*REQUEST 1*
Reproduce the part of the interview with Zeyno Pekunlu that opens with the words containing "What actually dazzles" and closes with "technologies of power.", swapping "melodramas" for "soap operas".
*REQUEST 2*
Please write the next part of the interview with Zeyno Pekunlu, picking up after its final sentence.

Am I going too far if I say that in the specific case of “At the Edge of all Possibles”, seems like you want to take a distance from the images and the videos in order to focus your attention elsewhere?

What actually dazzles me is how you transformed the noise of the crowd in a single and powerful harmony.

Zeyno Pekunlu: Usually in my works I use the method of rearranging ordinary and mostly habitual texts, images or videos intending to open up a critical space. These works attempt to invert the social functions of materials through deformation, contextual detachment and categorization. Comprising a spectrum of materials from national anthem to Turkish melodramas, from cheat cheats to YouTube videos, most of my works aim to go through public and private manifestations of different forms of subordination to problematize the technologies of power.

In this sense, yes, “At the Edge of all Possibles” is quite different from the other works I made. It is about a direct and personal story. This lecture performance pushed me out of personal needs and observations.  Since many years I am part of several local and international political networks, and right after the Gezi Resistance in Istanbul, in summer of 2013, my colleagues and myself were invited to many meetings and talks to reflect upon the events taking place in Turkey. The presentations that we made in those political gatherings were mostly focused on methodological issues: we were talking about the path leading to the uprising, the political actors in the occupation and the tools we intended to create to continue after the end of the occupation. Actually when these “formal” meetings were over and we shared social times, the tone of the conversations usually changed. People were in fact curious about the daily life during the occupation, the questions were more personal such as: “How was it possible to sleep there every night?” or “Where did we take showers?” or “Weren’t you afraid under the police attack?” etc.

Similar with many resistances of the last decade, almost every moment of the resistance was documented and published online. We had GB’s of images, videos and documentations. Thousands of articles and books were published. All these materials were either witnessing the “truth” or analyzing it.  On the other hand, in personal conversations with friends, we could see that everybody had a different story to tell about the same days spent in the same space. Yet, these personal but collective experiences and emotions weren’t discussed publicly. I started to reflect upon a possible “lack” by asking: “In this era of excessive information, is there anything still not represented?” and “How can a personal story during an extraordinary moment in time be told?”

So I felt compelled to tell my side of the story, focusing on emotions and how they change their meanings during an uprising. It was a hard decision and also a hard preparation process, since my intention was to talk about emotions without being emotional and without romanticizing the event. One of my first decisions was not to use any still or moving images. The reason behind this decision was my observation about the over circulation of similar images and their involuntary role of fixing the story in certain emotions. So, I used the elemental tool of storytelling and focused on words and human voice.

GN: Gender is one of the topic you address the most in your works. I think for example at the recent “Pretty Furious Woman” (you just presented at the last edition of Jakarta Biennale) where for three weeks you learned working the traditional Beksi Silat, or “How to properly touch a girl so you don’t creep her out?” a collage of videos from YouTube where men explain to the male users how to pick up a woman.

Giving this as a frame, how do you think Art and its proper language (and if) can contribute to a real effort? Is the Art a vehicle for social topics?

Box annotation data:
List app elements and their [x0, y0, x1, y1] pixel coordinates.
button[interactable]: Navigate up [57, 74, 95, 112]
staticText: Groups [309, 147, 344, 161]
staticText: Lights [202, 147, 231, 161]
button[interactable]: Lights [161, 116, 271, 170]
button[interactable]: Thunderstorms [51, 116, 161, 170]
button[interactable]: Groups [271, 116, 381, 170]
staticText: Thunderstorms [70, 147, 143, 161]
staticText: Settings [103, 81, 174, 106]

==

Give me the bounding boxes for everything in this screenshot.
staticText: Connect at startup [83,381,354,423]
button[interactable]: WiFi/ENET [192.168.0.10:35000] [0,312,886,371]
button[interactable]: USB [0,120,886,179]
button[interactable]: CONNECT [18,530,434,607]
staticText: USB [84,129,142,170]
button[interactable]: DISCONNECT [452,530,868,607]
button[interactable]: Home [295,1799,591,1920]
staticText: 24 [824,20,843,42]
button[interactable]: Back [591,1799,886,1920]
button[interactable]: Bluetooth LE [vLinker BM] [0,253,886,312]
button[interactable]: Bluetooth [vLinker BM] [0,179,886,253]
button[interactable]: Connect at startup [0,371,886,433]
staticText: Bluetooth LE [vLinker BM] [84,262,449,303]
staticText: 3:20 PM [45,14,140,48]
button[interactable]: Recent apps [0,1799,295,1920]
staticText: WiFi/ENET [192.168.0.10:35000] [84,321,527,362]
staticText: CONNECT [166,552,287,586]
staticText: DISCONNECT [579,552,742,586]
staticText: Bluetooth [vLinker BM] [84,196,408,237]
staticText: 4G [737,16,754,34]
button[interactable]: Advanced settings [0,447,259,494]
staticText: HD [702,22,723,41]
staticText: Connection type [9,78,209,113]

*RIGHT ANSWER 1*
What actually dazzles me is how you transformed the noise of the crowd in a single and powerful harmony.

Zeyno Pekunlu: Usually in my works I use the method of rearranging ordinary and mostly habitual texts, images or videos intending to open up a critical space. These works attempt to invert the social functions of materials through deformation, contextual detachment and categorization. Comprising a spectrum of materials from national anthem to Turkish soap operas, from cheat cheats to YouTube videos, most of my works aim to go through public and private manifestations of different forms of subordination to problematize the technologies of power.

*RIGHT ANSWER 2*
ZP: I am a feminist woman living in a region where the society is well organized to disadvantage women and the laws are poorly executed. Hence as an individual and as an artist it is more and more crucial to reflect and address gender issues. Personally, I think gender is relevant and embedded in any issue in any geography, from class to ecology, from nationalism to art market.

I think art can be contemplated as a language if we consider it as a way of thinking and sharing knowledge (I am using knowledge in the broadest sense possible). Yet, I don’t exactly see it as a tool to respond to or solve social issues. Personally, what makes me worry in my daily life or what intellectually interests me somewhat finds its way to the works I create.  It is not a conscious decision to address the issues but an organic process.

GN: Which are the main issues that cross your path when doing your work?

ZP: As you also observed, I recently made several works concerning gender issues, specifically about the construction of masculinity. I think in Turkey and in many other countries, feminist studies did a great job in the last 30 years digging and analyzing the representation of women in products of popular culture such as literature, cinema, advertisement etc. In comparison masculinity is still a fresh issue and I am more curious to investigate about how manhood is constructed through popular images and discourses.

Yet, the question of masculinity is part of a broader research theme that motivates and underlies my work: political and personal aspects in the circulation of knowledge, data and information. For example, “Minima Akademika” and “Everything I Know” are both ongoing projects that disable information by accumulating them without practicing any kind of categorization. This intentional distortion of information accumulation process implies that boundaries and potential of information are reshaped again and again in intimate relation with social experiences of the individual. This helpless effort to collect actually incites questions on the imaginary division line between the social and the personal through the notion of knowledge and act of knowing.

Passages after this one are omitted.